╭─ Input records

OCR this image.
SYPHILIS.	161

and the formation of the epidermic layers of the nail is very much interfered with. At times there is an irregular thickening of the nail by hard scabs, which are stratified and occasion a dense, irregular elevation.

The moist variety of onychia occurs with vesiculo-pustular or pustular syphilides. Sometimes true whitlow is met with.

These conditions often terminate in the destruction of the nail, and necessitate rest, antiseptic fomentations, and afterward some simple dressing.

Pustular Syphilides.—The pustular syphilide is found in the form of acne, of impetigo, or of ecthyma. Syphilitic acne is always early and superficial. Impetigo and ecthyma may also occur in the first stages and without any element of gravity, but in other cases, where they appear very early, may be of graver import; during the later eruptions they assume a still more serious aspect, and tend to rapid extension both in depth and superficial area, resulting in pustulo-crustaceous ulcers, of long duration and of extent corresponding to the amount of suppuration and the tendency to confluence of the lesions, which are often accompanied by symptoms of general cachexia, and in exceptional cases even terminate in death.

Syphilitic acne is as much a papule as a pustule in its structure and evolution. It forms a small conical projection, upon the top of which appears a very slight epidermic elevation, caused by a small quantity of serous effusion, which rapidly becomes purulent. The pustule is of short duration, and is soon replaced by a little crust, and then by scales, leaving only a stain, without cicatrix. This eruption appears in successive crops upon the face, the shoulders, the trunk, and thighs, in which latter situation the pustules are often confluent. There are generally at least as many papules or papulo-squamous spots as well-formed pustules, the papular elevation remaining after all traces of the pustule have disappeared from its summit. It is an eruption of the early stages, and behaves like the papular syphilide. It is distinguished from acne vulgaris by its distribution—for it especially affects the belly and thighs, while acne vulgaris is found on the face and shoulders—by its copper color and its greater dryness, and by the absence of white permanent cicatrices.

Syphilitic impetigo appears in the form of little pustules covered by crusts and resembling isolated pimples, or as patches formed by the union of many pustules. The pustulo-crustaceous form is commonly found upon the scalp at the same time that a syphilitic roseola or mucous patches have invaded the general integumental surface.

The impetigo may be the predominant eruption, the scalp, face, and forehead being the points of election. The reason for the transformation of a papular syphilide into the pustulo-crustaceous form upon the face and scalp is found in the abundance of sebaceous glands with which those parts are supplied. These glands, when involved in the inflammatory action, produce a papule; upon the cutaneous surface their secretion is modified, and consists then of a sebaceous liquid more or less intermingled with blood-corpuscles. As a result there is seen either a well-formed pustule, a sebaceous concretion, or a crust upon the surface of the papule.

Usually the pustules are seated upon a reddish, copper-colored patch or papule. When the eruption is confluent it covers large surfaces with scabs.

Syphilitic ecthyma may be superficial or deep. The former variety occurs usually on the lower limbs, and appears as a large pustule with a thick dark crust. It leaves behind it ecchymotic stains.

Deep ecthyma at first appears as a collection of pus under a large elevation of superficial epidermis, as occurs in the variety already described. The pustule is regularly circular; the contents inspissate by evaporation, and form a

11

╰─

Scan the entries above. Copy each line that has the string "nail".

and the formation of the epidermic layers of the nail is very much interfered with. At times there is an irregular thickening of the nail by hard scabs, which are stratified and occasion a dense, irregular elevation.
These conditions often terminate in the destruction of the nail, and necessitate rest, antiseptic fomentations, and afterward some simple dressing.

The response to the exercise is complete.